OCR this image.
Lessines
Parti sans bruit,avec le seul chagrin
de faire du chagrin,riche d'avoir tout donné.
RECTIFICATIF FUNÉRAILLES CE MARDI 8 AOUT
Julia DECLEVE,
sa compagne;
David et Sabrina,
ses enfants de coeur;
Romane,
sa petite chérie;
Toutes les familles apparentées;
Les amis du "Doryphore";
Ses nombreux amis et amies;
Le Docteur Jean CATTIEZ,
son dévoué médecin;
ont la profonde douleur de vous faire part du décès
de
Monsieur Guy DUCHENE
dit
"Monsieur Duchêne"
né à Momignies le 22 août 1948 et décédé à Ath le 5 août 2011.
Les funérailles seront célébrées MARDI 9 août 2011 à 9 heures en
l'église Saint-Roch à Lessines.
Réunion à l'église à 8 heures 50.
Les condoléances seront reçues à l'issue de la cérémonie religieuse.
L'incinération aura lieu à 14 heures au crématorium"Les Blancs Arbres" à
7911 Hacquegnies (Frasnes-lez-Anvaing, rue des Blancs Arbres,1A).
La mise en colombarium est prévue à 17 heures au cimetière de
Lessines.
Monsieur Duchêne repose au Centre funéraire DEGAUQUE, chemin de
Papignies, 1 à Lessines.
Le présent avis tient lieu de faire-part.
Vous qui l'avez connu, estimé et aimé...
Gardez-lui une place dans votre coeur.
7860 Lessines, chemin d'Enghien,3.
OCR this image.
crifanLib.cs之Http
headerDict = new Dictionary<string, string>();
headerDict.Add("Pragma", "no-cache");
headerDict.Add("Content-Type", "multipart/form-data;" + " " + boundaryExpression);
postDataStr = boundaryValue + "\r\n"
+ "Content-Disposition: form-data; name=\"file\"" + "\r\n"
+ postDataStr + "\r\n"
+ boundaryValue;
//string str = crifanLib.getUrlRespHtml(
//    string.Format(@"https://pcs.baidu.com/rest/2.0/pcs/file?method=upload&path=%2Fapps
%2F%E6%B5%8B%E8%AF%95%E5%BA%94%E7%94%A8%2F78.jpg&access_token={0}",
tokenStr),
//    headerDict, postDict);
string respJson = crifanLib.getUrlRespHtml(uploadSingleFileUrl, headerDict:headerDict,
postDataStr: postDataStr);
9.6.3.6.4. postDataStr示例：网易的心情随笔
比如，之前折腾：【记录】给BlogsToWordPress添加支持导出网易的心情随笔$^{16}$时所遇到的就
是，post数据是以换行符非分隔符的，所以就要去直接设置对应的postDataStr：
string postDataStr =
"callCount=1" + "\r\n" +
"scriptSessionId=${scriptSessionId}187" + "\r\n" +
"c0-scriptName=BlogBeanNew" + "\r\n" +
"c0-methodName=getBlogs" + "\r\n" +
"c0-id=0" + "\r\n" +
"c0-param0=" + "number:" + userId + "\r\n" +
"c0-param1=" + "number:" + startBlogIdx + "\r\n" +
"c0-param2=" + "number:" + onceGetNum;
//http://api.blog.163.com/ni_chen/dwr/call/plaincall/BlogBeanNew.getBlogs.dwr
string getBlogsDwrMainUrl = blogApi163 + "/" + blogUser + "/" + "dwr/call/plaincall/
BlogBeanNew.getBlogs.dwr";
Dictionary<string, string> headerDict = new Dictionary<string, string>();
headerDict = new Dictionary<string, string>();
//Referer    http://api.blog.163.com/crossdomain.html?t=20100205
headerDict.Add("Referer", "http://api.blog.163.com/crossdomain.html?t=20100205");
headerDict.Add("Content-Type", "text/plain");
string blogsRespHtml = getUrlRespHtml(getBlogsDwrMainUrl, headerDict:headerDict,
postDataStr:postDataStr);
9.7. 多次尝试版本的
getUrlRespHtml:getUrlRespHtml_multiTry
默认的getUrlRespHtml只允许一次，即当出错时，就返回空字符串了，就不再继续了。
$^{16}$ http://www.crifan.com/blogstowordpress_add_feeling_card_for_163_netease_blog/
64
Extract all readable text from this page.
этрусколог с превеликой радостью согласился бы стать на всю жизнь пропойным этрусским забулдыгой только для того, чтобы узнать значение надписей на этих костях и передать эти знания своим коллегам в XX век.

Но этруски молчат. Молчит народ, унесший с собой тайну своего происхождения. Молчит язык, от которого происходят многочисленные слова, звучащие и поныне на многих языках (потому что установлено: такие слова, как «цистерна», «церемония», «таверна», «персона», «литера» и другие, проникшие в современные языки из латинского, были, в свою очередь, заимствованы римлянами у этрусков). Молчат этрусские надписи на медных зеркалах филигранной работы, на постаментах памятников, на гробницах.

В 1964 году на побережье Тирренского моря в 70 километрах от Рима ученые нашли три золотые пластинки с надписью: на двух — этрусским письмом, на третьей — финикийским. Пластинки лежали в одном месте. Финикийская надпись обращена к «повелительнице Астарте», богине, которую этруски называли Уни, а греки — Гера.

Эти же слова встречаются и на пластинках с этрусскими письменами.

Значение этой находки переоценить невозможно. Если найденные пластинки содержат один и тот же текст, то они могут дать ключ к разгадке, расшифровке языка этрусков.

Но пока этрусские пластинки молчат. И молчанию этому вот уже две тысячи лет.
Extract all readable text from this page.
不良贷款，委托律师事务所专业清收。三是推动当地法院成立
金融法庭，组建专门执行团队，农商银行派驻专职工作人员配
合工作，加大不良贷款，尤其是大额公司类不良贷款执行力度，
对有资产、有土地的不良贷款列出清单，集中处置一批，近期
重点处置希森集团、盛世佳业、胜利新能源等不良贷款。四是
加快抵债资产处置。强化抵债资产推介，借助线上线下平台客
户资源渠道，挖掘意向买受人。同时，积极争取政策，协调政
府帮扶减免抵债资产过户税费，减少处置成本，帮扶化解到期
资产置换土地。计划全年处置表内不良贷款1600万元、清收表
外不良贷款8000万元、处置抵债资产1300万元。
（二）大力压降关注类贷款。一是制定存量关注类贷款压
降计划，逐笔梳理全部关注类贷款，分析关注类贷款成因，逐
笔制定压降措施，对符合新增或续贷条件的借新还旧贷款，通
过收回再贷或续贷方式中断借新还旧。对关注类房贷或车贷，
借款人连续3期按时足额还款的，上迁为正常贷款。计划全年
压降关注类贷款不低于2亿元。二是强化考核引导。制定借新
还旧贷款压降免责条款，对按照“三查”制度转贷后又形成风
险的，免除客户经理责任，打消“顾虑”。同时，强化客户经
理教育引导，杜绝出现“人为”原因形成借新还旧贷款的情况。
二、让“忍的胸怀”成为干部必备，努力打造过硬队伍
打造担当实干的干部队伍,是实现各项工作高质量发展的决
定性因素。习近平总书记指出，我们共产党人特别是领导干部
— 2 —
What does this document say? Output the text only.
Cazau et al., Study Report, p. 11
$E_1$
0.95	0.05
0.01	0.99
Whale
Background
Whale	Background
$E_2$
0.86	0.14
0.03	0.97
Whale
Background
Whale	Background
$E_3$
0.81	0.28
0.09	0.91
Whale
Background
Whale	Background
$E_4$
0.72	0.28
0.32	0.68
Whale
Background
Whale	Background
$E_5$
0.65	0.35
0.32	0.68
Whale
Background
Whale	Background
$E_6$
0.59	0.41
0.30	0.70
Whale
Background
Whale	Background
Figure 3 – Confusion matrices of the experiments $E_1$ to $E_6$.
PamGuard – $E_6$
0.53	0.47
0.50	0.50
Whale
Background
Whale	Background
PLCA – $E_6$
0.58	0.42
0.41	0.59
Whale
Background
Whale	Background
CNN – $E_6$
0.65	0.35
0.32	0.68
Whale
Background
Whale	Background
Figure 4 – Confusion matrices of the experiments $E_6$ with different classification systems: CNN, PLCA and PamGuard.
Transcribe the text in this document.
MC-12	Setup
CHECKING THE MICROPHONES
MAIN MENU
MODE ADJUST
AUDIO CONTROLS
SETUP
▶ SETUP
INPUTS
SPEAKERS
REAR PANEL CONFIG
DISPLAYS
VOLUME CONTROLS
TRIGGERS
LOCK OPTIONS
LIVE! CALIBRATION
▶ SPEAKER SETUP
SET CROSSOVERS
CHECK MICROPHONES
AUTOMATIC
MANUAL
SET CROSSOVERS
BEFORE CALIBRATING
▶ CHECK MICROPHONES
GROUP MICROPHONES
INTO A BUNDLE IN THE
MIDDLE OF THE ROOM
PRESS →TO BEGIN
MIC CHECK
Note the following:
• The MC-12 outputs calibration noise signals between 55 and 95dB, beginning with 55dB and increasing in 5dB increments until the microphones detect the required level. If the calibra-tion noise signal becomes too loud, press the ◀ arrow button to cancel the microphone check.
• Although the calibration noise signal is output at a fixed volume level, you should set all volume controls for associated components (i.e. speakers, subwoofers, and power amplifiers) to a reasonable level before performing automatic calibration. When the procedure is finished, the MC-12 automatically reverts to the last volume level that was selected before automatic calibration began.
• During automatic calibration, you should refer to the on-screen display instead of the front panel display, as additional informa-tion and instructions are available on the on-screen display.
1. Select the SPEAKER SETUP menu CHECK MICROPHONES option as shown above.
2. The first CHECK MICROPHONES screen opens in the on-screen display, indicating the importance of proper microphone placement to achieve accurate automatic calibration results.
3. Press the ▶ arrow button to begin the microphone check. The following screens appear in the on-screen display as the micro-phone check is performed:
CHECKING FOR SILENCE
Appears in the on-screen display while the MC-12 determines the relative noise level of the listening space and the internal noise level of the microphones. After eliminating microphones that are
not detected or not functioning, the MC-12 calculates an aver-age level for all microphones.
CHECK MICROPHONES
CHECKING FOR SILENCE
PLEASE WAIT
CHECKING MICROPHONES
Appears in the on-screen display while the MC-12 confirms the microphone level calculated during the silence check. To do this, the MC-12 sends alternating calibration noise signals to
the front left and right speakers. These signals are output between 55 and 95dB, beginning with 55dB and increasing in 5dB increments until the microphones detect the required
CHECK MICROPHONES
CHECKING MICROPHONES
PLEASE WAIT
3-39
▬▬▬▬▬▬
> What is being asked
From the listing, copy each line containing the word "required".

> Solution to this task
• The MC-12 outputs calibration noise signals between 55 and 95dB, beginning with 55dB and increasing in 5dB increments until the microphones detect the required level. If the calibra-tion noise signal becomes too loud, press the ◀ arrow button to cancel the microphone check.
the front left and right speakers. These signals are output between 55 and 95dB, beginning with 55dB and increasing in 5dB increments until the microphones detect the required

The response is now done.